**Data listing:**
------------------------------
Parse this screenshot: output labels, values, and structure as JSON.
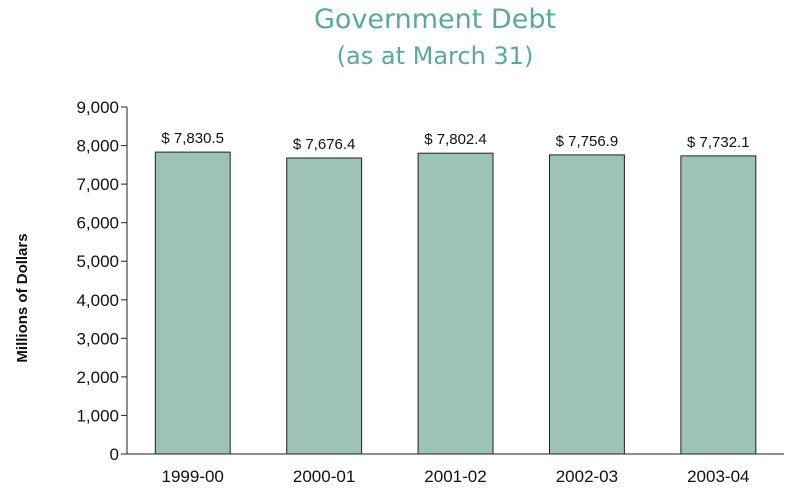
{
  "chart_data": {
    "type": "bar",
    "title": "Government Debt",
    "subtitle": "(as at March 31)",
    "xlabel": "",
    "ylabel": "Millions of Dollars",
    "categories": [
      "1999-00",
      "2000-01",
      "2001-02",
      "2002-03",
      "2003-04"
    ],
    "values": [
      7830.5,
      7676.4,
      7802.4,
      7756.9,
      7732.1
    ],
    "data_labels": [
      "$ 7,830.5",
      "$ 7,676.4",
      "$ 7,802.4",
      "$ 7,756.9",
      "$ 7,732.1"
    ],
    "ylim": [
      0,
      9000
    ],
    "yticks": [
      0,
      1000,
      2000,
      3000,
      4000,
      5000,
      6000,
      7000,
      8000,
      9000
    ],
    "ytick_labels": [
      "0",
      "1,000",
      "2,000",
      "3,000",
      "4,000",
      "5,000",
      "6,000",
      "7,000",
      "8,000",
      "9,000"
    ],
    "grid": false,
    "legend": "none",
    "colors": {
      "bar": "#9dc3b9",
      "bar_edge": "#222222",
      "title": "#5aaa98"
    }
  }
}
------------------------------
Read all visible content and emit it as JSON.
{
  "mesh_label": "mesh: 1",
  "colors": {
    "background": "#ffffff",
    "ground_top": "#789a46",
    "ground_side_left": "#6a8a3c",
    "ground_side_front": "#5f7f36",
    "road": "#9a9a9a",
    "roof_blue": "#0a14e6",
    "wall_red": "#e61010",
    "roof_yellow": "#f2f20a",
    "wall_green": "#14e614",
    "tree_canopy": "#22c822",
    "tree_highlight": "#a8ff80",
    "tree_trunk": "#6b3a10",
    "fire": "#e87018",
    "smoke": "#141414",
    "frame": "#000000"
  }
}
------------------------------
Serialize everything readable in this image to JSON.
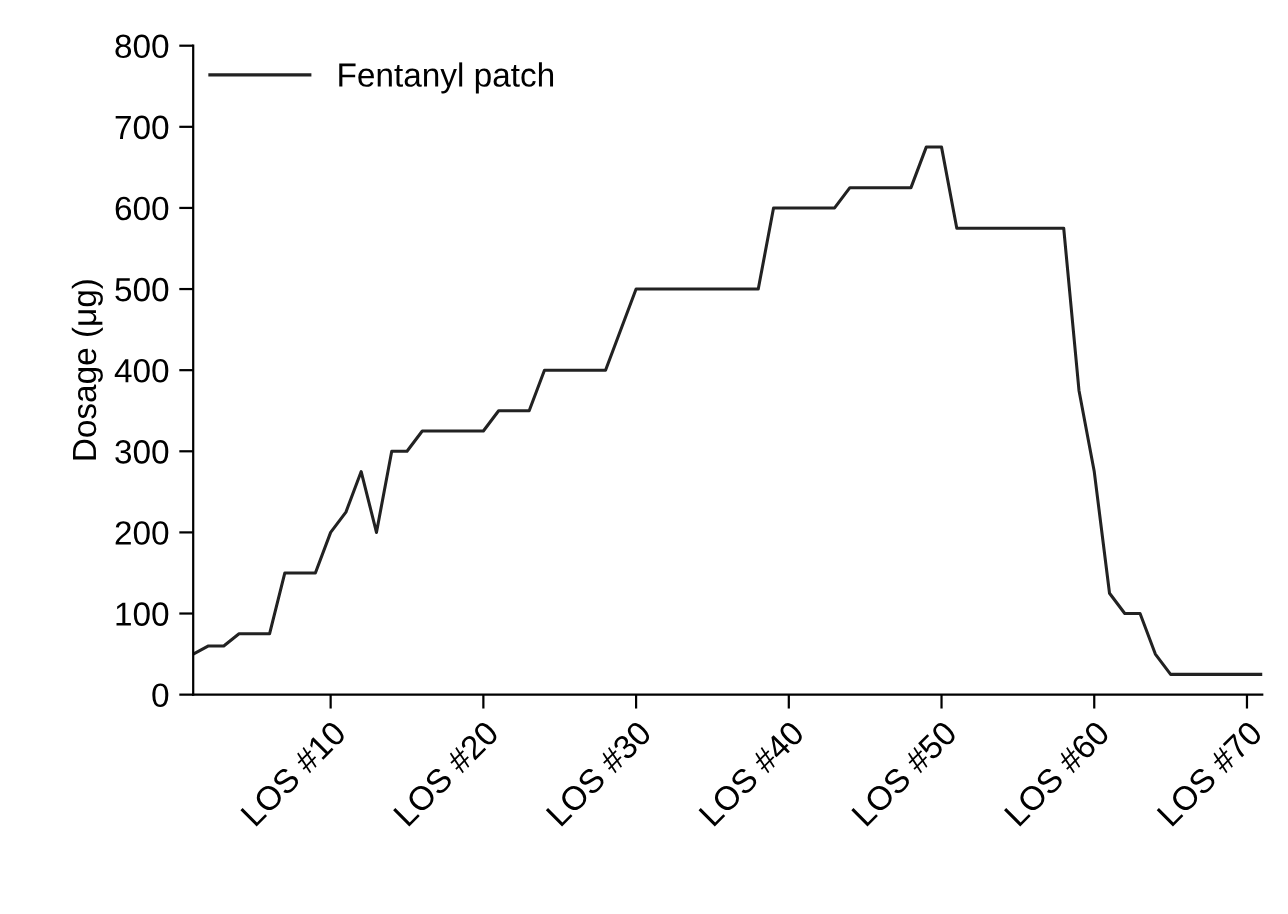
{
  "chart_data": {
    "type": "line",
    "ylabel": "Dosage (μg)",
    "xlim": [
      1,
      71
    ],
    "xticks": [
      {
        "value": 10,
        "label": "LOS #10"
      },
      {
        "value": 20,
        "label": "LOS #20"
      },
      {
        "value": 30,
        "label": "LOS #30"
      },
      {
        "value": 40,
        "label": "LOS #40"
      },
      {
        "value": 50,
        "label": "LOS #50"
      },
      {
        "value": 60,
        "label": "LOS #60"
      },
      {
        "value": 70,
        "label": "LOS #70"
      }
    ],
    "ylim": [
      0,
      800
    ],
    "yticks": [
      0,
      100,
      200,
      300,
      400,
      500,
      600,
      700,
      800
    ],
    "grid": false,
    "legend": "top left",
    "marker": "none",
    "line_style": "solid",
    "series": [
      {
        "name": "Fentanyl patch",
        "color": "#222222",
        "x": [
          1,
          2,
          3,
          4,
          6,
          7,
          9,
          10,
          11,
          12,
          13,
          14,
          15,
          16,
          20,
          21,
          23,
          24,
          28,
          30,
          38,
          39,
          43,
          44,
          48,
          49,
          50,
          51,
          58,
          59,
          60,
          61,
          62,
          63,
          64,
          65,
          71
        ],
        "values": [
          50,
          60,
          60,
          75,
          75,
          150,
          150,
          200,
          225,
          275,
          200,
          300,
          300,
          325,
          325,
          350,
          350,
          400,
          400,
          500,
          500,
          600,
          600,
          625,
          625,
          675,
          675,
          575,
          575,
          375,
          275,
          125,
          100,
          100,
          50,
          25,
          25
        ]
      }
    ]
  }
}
------------------------------
Read the entries and select each line where the word "values" is found.

Parse this screenshot: output labels, values, and structure as JSON.
    "values": [
        "values": [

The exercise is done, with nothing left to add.